» **Objective**: Repeat, exactly and completely, the entries shown underneath.

» **Information shown**:
▽
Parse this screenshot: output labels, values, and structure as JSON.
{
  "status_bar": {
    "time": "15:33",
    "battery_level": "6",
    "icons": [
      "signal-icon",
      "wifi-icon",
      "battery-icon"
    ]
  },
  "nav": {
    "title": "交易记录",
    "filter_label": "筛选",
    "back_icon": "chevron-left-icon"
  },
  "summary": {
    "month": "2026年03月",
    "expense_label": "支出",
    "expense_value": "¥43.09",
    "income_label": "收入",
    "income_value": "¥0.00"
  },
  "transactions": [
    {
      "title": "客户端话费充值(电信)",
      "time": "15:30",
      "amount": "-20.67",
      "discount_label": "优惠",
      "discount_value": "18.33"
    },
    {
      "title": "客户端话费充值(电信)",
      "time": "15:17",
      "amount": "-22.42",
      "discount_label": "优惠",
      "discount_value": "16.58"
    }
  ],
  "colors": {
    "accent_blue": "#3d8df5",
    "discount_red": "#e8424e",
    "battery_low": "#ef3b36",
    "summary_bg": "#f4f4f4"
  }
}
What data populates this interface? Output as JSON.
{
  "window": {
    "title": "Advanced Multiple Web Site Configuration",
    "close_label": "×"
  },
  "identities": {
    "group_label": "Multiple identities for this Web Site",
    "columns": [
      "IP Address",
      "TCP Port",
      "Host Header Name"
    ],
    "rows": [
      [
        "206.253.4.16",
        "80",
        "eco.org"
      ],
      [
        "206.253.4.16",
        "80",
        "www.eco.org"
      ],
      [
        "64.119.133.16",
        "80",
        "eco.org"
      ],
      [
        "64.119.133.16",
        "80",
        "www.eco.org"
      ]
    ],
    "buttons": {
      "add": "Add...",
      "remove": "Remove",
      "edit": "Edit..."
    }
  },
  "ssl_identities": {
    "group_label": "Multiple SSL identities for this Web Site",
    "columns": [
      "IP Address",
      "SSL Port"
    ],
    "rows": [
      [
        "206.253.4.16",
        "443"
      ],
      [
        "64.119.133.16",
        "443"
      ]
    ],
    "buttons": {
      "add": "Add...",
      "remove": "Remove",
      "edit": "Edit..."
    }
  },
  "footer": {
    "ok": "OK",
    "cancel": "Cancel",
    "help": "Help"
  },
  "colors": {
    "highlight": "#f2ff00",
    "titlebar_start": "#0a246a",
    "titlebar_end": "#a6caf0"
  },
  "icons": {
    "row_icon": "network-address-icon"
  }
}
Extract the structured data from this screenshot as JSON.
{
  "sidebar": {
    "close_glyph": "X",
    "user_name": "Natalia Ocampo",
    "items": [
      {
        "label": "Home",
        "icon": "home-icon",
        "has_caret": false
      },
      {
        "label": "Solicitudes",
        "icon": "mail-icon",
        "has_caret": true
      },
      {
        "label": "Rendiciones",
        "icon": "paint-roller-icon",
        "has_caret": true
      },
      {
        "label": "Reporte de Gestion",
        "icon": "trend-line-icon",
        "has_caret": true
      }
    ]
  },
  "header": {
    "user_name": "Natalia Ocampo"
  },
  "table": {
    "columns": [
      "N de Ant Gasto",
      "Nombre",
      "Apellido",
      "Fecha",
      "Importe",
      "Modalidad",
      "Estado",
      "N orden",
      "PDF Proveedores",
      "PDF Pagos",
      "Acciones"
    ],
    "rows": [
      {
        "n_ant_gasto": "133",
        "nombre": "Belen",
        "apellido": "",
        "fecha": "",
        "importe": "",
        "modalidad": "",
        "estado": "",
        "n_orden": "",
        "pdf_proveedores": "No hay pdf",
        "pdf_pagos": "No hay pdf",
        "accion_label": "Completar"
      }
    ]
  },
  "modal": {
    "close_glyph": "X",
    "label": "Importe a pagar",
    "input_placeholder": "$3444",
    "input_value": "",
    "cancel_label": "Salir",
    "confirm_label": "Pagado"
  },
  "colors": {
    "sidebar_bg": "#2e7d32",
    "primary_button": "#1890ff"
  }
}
△
» **Problem solution**:
Parse this screenshot: output labels, values, and structure as JSON.
{
  "status_bar": {
    "time": "15:33",
    "battery_level": "6",
    "icons": [
      "signal-icon",
      "wifi-icon",
      "battery-icon"
    ]
  },
  "nav": {
    "title": "交易记录",
    "filter_label": "筛选",
    "back_icon": "chevron-left-icon"
  },
  "summary": {
    "month": "2026年03月",
    "expense_label": "支出",
    "expense_value": "¥43.09",
    "income_label": "收入",
    "income_value": "¥0.00"
  },
  "transactions": [
    {
      "title": "客户端话费充值(电信)",
      "time": "15:30",
      "amount": "-20.67",
      "discount_label": "优惠",
      "discount_value": "18.33"
    },
    {
      "title": "客户端话费充值(电信)",
      "time": "15:17",
      "amount": "-22.42",
      "discount_label": "优惠",
      "discount_value": "16.58"
    }
  ],
  "colors": {
    "accent_blue": "#3d8df5",
    "discount_red": "#e8424e",
    "battery_low": "#ef3b36",
    "summary_bg": "#f4f4f4"
  }
}
What data populates this interface? Output as JSON.
{
  "window": {
    "title": "Advanced Multiple Web Site Configuration",
    "close_label": "×"
  },
  "identities": {
    "group_label": "Multiple identities for this Web Site",
    "columns": [
      "IP Address",
      "TCP Port",
      "Host Header Name"
    ],
    "rows": [
      [
        "206.253.4.16",
        "80",
        "eco.org"
      ],
      [
        "206.253.4.16",
        "80",
        "www.eco.org"
      ],
      [
        "64.119.133.16",
        "80",
        "eco.org"
      ],
      [
        "64.119.133.16",
        "80",
        "www.eco.org"
      ]
    ],
    "buttons": {
      "add": "Add...",
      "remove": "Remove",
      "edit": "Edit..."
    }
  },
  "ssl_identities": {
    "group_label": "Multiple SSL identities for this Web Site",
    "columns": [
      "IP Address",
      "SSL Port"
    ],
    "rows": [
      [
        "206.253.4.16",
        "443"
      ],
      [
        "64.119.133.16",
        "443"
      ]
    ],
    "buttons": {
      "add": "Add...",
      "remove": "Remove",
      "edit": "Edit..."
    }
  },
  "footer": {
    "ok": "OK",
    "cancel": "Cancel",
    "help": "Help"
  },
  "colors": {
    "highlight": "#f2ff00",
    "titlebar_start": "#0a246a",
    "titlebar_end": "#a6caf0"
  },
  "icons": {
    "row_icon": "network-address-icon"
  }
}
Extract the structured data from this screenshot as JSON.
{
  "sidebar": {
    "close_glyph": "X",
    "user_name": "Natalia Ocampo",
    "items": [
      {
        "label": "Home",
        "icon": "home-icon",
        "has_caret": false
      },
      {
        "label": "Solicitudes",
        "icon": "mail-icon",
        "has_caret": true
      },
      {
        "label": "Rendiciones",
        "icon": "paint-roller-icon",
        "has_caret": true
      },
      {
        "label": "Reporte de Gestion",
        "icon": "trend-line-icon",
        "has_caret": true
      }
    ]
  },
  "header": {
    "user_name": "Natalia Ocampo"
  },
  "table": {
    "columns": [
      "N de Ant Gasto",
      "Nombre",
      "Apellido",
      "Fecha",
      "Importe",
      "Modalidad",
      "Estado",
      "N orden",
      "PDF Proveedores",
      "PDF Pagos",
      "Acciones"
    ],
    "rows": [
      {
        "n_ant_gasto": "133",
        "nombre": "Belen",
        "apellido": "",
        "fecha": "",
        "importe": "",
        "modalidad": "",
        "estado": "",
        "n_orden": "",
        "pdf_proveedores": "No hay pdf",
        "pdf_pagos": "No hay pdf",
        "accion_label": "Completar"
      }
    ]
  },
  "modal": {
    "close_glyph": "X",
    "label": "Importe a pagar",
    "input_placeholder": "$3444",
    "input_value": "",
    "cancel_label": "Salir",
    "confirm_label": "Pagado"
  },
  "colors": {
    "sidebar_bg": "#2e7d32",
    "primary_button": "#1890ff"
  }
}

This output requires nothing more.